**MATERIAL FOR THIS EXERCISE:**
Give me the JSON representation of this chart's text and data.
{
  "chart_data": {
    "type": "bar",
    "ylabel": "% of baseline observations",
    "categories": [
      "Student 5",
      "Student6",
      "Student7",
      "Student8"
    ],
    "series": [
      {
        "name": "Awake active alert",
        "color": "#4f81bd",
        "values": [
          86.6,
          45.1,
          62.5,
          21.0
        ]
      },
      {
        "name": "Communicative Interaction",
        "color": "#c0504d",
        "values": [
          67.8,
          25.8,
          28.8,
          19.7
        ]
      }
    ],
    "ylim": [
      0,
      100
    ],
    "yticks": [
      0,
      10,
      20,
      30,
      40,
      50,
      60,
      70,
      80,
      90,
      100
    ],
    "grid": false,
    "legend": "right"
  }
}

**SHORT PROBLEM:**
Repeat every entry exactly as written above.

**RESULT FOR THIS EXERCISE:**
Give me the JSON representation of this chart's text and data.
{
  "chart_data": {
    "type": "bar",
    "ylabel": "% of baseline observations",
    "categories": [
      "Student 5",
      "Student6",
      "Student7",
      "Student8"
    ],
    "series": [
      {
        "name": "Awake active alert",
        "color": "#4f81bd",
        "values": [
          86.6,
          45.1,
          62.5,
          21.0
        ]
      },
      {
        "name": "Communicative Interaction",
        "color": "#c0504d",
        "values": [
          67.8,
          25.8,
          28.8,
          19.7
        ]
      }
    ],
    "ylim": [
      0,
      100
    ],
    "yticks": [
      0,
      10,
      20,
      30,
      40,
      50,
      60,
      70,
      80,
      90,
      100
    ],
    "grid": false,
    "legend": "right"
  }
}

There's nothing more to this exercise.